### DIRECTION
Give the data again, word for word.

(Excerpt from a dataset)
---*---

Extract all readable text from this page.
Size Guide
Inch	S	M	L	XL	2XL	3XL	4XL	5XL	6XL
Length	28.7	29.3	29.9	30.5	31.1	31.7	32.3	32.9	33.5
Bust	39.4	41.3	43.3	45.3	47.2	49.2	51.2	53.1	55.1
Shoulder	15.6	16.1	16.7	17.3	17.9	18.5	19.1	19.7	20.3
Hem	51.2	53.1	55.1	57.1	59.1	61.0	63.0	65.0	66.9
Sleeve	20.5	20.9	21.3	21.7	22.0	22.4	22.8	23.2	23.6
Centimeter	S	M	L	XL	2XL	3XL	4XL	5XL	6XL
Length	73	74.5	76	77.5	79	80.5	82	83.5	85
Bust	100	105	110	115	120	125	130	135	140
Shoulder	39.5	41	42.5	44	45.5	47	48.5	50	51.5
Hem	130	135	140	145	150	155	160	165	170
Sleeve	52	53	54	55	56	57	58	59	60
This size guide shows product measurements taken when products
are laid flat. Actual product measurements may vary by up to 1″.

---*---

### RESPONSE FOR THIS EXERCISE
Extract all readable text from this page.
Size Guide
Inch	S	M	L	XL	2XL	3XL	4XL	5XL	6XL
Length	28.7	29.3	29.9	30.5	31.1	31.7	32.3	32.9	33.5
Bust	39.4	41.3	43.3	45.3	47.2	49.2	51.2	53.1	55.1
Shoulder	15.6	16.1	16.7	17.3	17.9	18.5	19.1	19.7	20.3
Hem	51.2	53.1	55.1	57.1	59.1	61.0	63.0	65.0	66.9
Sleeve	20.5	20.9	21.3	21.7	22.0	22.4	22.8	23.2	23.6
Centimeter	S	M	L	XL	2XL	3XL	4XL	5XL	6XL
Length	73	74.5	76	77.5	79	80.5	82	83.5	85
Bust	100	105	110	115	120	125	130	135	140
Shoulder	39.5	41	42.5	44	45.5	47	48.5	50	51.5
Hem	130	135	140	145	150	155	160	165	170
Sleeve	52	53	54	55	56	57	58	59	60
This size guide shows product measurements taken when products
are laid flat. Actual product measurements may vary by up to 1″.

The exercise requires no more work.